++++ DATA SECTION

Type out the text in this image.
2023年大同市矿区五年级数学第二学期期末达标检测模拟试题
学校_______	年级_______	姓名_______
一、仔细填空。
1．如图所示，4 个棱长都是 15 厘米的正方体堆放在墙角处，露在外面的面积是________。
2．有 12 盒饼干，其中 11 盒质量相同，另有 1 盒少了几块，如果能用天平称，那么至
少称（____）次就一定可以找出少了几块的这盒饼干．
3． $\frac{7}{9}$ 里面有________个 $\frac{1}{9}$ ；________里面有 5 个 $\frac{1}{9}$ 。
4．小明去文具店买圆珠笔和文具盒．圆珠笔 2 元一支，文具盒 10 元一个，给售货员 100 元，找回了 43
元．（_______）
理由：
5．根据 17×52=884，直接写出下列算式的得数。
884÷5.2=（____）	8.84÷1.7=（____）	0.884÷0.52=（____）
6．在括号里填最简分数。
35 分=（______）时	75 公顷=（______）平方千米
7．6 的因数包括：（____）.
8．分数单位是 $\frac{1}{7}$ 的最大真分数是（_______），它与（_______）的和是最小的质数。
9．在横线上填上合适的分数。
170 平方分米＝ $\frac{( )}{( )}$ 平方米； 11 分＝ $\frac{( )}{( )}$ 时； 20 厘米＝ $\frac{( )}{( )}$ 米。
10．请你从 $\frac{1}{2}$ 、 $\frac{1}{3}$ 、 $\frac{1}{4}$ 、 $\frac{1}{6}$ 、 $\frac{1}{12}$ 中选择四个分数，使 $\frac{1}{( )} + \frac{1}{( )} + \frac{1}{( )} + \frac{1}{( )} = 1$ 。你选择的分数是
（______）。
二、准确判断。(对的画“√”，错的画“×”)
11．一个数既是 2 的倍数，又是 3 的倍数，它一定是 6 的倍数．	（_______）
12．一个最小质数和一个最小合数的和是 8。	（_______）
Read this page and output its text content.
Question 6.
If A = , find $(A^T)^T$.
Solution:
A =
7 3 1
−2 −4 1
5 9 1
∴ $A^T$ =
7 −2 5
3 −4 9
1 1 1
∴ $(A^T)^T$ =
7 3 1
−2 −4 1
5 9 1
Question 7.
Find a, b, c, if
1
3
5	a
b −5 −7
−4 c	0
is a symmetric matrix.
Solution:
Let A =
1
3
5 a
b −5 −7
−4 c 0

++++++++

* _TASK DESCRIPTION_
Find the lines above that contain the word "text" and collect them.

* _FINAL RESULT_
Type out the text in this image.
Read this page and output its text content.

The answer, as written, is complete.